» **WHAT IS NEEDED**
Quote the listing below in its entirety.

Saved data entries
★ ★ ★ ★
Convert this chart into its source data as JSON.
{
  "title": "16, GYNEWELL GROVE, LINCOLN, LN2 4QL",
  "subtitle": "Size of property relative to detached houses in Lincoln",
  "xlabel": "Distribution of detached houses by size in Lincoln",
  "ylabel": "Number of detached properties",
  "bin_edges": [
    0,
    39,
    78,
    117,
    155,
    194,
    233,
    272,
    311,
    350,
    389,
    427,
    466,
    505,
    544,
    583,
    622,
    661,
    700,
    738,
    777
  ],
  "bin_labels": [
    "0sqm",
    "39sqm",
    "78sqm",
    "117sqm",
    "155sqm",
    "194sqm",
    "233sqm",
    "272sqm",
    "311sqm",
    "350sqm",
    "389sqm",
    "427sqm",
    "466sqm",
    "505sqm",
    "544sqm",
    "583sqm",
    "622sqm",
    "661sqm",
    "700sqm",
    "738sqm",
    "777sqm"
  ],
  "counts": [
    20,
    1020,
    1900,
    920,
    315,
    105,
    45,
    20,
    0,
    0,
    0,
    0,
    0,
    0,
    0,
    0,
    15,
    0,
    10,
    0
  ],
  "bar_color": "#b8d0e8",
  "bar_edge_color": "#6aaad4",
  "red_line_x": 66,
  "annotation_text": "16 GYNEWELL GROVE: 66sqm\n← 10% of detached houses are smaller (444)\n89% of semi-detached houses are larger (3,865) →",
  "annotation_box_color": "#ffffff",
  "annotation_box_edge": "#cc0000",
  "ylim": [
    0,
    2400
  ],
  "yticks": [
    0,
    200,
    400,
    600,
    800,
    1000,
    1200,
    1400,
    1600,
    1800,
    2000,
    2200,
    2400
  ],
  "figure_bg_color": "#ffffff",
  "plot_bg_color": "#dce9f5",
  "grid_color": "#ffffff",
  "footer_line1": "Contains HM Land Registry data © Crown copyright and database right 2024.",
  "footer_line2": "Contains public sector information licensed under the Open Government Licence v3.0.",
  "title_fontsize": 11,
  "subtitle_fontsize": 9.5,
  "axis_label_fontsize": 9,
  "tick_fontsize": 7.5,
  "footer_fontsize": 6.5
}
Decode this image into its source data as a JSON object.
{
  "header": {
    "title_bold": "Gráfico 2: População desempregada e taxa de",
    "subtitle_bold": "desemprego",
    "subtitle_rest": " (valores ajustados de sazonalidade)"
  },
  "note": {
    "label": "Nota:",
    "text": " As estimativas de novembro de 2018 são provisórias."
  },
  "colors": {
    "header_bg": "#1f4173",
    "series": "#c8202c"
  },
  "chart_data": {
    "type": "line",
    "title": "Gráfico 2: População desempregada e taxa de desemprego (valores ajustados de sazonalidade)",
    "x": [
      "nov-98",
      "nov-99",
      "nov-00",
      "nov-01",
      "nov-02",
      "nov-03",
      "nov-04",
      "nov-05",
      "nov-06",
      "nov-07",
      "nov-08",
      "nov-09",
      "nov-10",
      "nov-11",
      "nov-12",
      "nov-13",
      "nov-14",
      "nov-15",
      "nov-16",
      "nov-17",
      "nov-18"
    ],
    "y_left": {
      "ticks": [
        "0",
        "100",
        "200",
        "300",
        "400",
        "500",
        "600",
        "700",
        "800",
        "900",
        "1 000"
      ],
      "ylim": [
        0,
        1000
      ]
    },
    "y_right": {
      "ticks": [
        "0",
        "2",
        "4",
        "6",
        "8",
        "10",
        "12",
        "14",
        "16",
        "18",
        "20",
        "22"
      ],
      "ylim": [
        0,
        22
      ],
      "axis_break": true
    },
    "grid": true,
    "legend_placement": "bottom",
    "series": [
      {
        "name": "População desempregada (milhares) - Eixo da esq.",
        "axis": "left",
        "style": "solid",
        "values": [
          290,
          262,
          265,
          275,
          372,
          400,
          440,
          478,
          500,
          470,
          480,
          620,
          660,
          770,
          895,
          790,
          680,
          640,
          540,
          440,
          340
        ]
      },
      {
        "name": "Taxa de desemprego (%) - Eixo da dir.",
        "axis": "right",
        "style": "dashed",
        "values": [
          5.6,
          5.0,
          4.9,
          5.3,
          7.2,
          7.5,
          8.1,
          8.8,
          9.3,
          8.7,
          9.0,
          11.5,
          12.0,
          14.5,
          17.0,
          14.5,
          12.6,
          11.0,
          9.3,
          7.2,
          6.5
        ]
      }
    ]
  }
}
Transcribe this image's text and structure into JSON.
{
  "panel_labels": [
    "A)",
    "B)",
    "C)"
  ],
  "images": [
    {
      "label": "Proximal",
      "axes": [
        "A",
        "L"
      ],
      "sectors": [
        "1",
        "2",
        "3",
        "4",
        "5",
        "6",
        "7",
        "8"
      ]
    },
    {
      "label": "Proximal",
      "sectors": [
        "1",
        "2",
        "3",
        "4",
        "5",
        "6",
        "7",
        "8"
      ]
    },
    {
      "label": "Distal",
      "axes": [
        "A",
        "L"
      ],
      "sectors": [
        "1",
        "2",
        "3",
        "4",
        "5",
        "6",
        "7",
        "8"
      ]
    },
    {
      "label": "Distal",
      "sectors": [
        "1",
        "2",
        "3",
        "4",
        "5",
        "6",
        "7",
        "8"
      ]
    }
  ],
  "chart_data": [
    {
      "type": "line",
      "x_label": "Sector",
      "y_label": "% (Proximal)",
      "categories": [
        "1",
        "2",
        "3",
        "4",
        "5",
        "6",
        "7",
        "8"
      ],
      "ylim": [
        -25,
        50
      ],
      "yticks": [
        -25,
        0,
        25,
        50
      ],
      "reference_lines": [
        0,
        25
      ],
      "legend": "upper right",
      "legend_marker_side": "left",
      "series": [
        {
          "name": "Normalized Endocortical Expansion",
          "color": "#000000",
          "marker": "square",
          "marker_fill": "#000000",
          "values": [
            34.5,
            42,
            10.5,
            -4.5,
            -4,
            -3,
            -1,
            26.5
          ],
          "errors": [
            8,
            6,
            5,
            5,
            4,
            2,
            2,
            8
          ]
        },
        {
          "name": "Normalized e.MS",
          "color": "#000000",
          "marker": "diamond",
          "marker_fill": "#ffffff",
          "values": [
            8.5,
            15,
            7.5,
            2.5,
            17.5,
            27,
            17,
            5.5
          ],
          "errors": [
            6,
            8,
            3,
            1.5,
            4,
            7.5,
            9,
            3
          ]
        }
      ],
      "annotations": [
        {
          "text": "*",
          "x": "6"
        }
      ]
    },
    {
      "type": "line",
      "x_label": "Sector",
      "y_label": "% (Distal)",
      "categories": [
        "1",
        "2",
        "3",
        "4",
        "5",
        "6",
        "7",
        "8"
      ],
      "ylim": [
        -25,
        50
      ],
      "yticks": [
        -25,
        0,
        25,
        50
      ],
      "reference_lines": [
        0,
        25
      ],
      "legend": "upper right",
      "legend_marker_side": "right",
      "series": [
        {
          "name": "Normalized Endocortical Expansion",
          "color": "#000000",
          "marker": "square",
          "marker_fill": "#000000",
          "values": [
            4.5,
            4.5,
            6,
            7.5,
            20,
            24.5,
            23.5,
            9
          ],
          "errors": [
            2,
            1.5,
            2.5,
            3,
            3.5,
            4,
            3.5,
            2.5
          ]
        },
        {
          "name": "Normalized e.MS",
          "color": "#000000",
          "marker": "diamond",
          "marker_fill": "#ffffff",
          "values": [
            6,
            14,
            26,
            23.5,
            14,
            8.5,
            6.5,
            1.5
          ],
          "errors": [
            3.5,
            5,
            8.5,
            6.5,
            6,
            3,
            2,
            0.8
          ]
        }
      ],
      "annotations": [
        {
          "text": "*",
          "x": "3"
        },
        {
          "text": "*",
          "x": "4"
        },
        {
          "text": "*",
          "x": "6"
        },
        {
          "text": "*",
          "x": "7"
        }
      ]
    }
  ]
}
★ ★ ★ ★
» **THE OUTPUT**
Convert this chart into its source data as JSON.
{
  "title": "16, GYNEWELL GROVE, LINCOLN, LN2 4QL",
  "subtitle": "Size of property relative to detached houses in Lincoln",
  "xlabel": "Distribution of detached houses by size in Lincoln",
  "ylabel": "Number of detached properties",
  "bin_edges": [
    0,
    39,
    78,
    117,
    155,
    194,
    233,
    272,
    311,
    350,
    389,
    427,
    466,
    505,
    544,
    583,
    622,
    661,
    700,
    738,
    777
  ],
  "bin_labels": [
    "0sqm",
    "39sqm",
    "78sqm",
    "117sqm",
    "155sqm",
    "194sqm",
    "233sqm",
    "272sqm",
    "311sqm",
    "350sqm",
    "389sqm",
    "427sqm",
    "466sqm",
    "505sqm",
    "544sqm",
    "583sqm",
    "622sqm",
    "661sqm",
    "700sqm",
    "738sqm",
    "777sqm"
  ],
  "counts": [
    20,
    1020,
    1900,
    920,
    315,
    105,
    45,
    20,
    0,
    0,
    0,
    0,
    0,
    0,
    0,
    0,
    15,
    0,
    10,
    0
  ],
  "bar_color": "#b8d0e8",
  "bar_edge_color": "#6aaad4",
  "red_line_x": 66,
  "annotation_text": "16 GYNEWELL GROVE: 66sqm\n← 10% of detached houses are smaller (444)\n89% of semi-detached houses are larger (3,865) →",
  "annotation_box_color": "#ffffff",
  "annotation_box_edge": "#cc0000",
  "ylim": [
    0,
    2400
  ],
  "yticks": [
    0,
    200,
    400,
    600,
    800,
    1000,
    1200,
    1400,
    1600,
    1800,
    2000,
    2200,
    2400
  ],
  "figure_bg_color": "#ffffff",
  "plot_bg_color": "#dce9f5",
  "grid_color": "#ffffff",
  "footer_line1": "Contains HM Land Registry data © Crown copyright and database right 2024.",
  "footer_line2": "Contains public sector information licensed under the Open Government Licence v3.0.",
  "title_fontsize": 11,
  "subtitle_fontsize": 9.5,
  "axis_label_fontsize": 9,
  "tick_fontsize": 7.5,
  "footer_fontsize": 6.5
}
Decode this image into its source data as a JSON object.
{
  "header": {
    "title_bold": "Gráfico 2: População desempregada e taxa de",
    "subtitle_bold": "desemprego",
    "subtitle_rest": " (valores ajustados de sazonalidade)"
  },
  "note": {
    "label": "Nota:",
    "text": " As estimativas de novembro de 2018 são provisórias."
  },
  "colors": {
    "header_bg": "#1f4173",
    "series": "#c8202c"
  },
  "chart_data": {
    "type": "line",
    "title": "Gráfico 2: População desempregada e taxa de desemprego (valores ajustados de sazonalidade)",
    "x": [
      "nov-98",
      "nov-99",
      "nov-00",
      "nov-01",
      "nov-02",
      "nov-03",
      "nov-04",
      "nov-05",
      "nov-06",
      "nov-07",
      "nov-08",
      "nov-09",
      "nov-10",
      "nov-11",
      "nov-12",
      "nov-13",
      "nov-14",
      "nov-15",
      "nov-16",
      "nov-17",
      "nov-18"
    ],
    "y_left": {
      "ticks": [
        "0",
        "100",
        "200",
        "300",
        "400",
        "500",
        "600",
        "700",
        "800",
        "900",
        "1 000"
      ],
      "ylim": [
        0,
        1000
      ]
    },
    "y_right": {
      "ticks": [
        "0",
        "2",
        "4",
        "6",
        "8",
        "10",
        "12",
        "14",
        "16",
        "18",
        "20",
        "22"
      ],
      "ylim": [
        0,
        22
      ],
      "axis_break": true
    },
    "grid": true,
    "legend_placement": "bottom",
    "series": [
      {
        "name": "População desempregada (milhares) - Eixo da esq.",
        "axis": "left",
        "style": "solid",
        "values": [
          290,
          262,
          265,
          275,
          372,
          400,
          440,
          478,
          500,
          470,
          480,
          620,
          660,
          770,
          895,
          790,
          680,
          640,
          540,
          440,
          340
        ]
      },
      {
        "name": "Taxa de desemprego (%) - Eixo da dir.",
        "axis": "right",
        "style": "dashed",
        "values": [
          5.6,
          5.0,
          4.9,
          5.3,
          7.2,
          7.5,
          8.1,
          8.8,
          9.3,
          8.7,
          9.0,
          11.5,
          12.0,
          14.5,
          17.0,
          14.5,
          12.6,
          11.0,
          9.3,
          7.2,
          6.5
        ]
      }
    ]
  }
}
Transcribe this image's text and structure into JSON.
{
  "panel_labels": [
    "A)",
    "B)",
    "C)"
  ],
  "images": [
    {
      "label": "Proximal",
      "axes": [
        "A",
        "L"
      ],
      "sectors": [
        "1",
        "2",
        "3",
        "4",
        "5",
        "6",
        "7",
        "8"
      ]
    },
    {
      "label": "Proximal",
      "sectors": [
        "1",
        "2",
        "3",
        "4",
        "5",
        "6",
        "7",
        "8"
      ]
    },
    {
      "label": "Distal",
      "axes": [
        "A",
        "L"
      ],
      "sectors": [
        "1",
        "2",
        "3",
        "4",
        "5",
        "6",
        "7",
        "8"
      ]
    },
    {
      "label": "Distal",
      "sectors": [
        "1",
        "2",
        "3",
        "4",
        "5",
        "6",
        "7",
        "8"
      ]
    }
  ],
  "chart_data": [
    {
      "type": "line",
      "x_label": "Sector",
      "y_label": "% (Proximal)",
      "categories": [
        "1",
        "2",
        "3",
        "4",
        "5",
        "6",
        "7",
        "8"
      ],
      "ylim": [
        -25,
        50
      ],
      "yticks": [
        -25,
        0,
        25,
        50
      ],
      "reference_lines": [
        0,
        25
      ],
      "legend": "upper right",
      "legend_marker_side": "left",
      "series": [
        {
          "name": "Normalized Endocortical Expansion",
          "color": "#000000",
          "marker": "square",
          "marker_fill": "#000000",
          "values": [
            34.5,
            42,
            10.5,
            -4.5,
            -4,
            -3,
            -1,
            26.5
          ],
          "errors": [
            8,
            6,
            5,
            5,
            4,
            2,
            2,
            8
          ]
        },
        {
          "name": "Normalized e.MS",
          "color": "#000000",
          "marker": "diamond",
          "marker_fill": "#ffffff",
          "values": [
            8.5,
            15,
            7.5,
            2.5,
            17.5,
            27,
            17,
            5.5
          ],
          "errors": [
            6,
            8,
            3,
            1.5,
            4,
            7.5,
            9,
            3
          ]
        }
      ],
      "annotations": [
        {
          "text": "*",
          "x": "6"
        }
      ]
    },
    {
      "type": "line",
      "x_label": "Sector",
      "y_label": "% (Distal)",
      "categories": [
        "1",
        "2",
        "3",
        "4",
        "5",
        "6",
        "7",
        "8"
      ],
      "ylim": [
        -25,
        50
      ],
      "yticks": [
        -25,
        0,
        25,
        50
      ],
      "reference_lines": [
        0,
        25
      ],
      "legend": "upper right",
      "legend_marker_side": "right",
      "series": [
        {
          "name": "Normalized Endocortical Expansion",
          "color": "#000000",
          "marker": "square",
          "marker_fill": "#000000",
          "values": [
            4.5,
            4.5,
            6,
            7.5,
            20,
            24.5,
            23.5,
            9
          ],
          "errors": [
            2,
            1.5,
            2.5,
            3,
            3.5,
            4,
            3.5,
            2.5
          ]
        },
        {
          "name": "Normalized e.MS",
          "color": "#000000",
          "marker": "diamond",
          "marker_fill": "#ffffff",
          "values": [
            6,
            14,
            26,
            23.5,
            14,
            8.5,
            6.5,
            1.5
          ],
          "errors": [
            3.5,
            5,
            8.5,
            6.5,
            6,
            3,
            2,
            0.8
          ]
        }
      ],
      "annotations": [
        {
          "text": "*",
          "x": "3"
        },
        {
          "text": "*",
          "x": "4"
        },
        {
          "text": "*",
          "x": "6"
        },
        {
          "text": "*",
          "x": "7"
        }
      ]
    }
  ]
}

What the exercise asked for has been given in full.